■ **Set problem**: Check each line of the listing, and copy it if it contains the word "JSON".

■ **Records for the exercise**:
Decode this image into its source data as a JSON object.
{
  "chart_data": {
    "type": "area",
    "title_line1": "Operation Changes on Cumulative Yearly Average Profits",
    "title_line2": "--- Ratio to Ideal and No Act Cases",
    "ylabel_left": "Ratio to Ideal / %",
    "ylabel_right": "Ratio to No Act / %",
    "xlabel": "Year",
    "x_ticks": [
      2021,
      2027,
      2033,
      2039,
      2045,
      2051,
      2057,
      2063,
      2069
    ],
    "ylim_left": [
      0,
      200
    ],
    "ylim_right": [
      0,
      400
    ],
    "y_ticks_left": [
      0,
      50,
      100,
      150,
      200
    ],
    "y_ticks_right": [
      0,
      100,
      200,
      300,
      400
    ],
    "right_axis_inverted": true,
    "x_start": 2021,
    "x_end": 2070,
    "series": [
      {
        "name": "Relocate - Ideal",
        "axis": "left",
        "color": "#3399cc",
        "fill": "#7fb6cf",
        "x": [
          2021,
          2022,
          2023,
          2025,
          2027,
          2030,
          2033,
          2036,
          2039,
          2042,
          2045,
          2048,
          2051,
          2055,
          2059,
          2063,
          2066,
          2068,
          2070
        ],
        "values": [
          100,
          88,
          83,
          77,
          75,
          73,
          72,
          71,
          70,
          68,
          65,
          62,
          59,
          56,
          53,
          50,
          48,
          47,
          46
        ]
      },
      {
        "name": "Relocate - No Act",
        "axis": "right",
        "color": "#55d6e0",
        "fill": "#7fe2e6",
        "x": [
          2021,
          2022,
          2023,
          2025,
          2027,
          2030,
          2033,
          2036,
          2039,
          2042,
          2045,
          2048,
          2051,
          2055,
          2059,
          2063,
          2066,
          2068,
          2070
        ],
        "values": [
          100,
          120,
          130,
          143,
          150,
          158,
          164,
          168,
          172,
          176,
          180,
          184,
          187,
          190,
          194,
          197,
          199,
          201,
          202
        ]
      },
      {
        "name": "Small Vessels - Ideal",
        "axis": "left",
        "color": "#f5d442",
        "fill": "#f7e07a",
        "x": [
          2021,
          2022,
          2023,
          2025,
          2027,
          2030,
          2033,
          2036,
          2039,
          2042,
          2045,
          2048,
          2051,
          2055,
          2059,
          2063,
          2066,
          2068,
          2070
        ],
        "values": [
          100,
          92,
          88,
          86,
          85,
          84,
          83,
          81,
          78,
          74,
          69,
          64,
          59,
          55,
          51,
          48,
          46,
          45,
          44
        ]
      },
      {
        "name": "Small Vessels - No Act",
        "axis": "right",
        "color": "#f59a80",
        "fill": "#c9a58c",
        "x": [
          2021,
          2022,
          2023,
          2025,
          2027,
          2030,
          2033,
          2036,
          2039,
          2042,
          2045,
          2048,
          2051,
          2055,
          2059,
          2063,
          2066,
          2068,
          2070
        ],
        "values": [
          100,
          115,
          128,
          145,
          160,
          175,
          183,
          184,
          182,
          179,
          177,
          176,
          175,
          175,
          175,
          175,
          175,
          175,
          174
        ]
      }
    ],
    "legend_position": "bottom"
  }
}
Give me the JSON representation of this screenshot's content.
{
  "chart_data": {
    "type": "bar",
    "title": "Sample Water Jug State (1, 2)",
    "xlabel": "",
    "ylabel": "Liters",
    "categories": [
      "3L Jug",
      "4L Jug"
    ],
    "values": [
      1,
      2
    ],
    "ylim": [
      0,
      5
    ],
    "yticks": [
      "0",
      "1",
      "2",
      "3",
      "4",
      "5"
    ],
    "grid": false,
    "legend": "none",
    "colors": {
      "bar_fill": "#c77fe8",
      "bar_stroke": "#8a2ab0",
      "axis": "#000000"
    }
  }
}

■ **Answer to this problem**:
Decode this image into its source data as a JSON object.
Give me the JSON representation of this screenshot's content.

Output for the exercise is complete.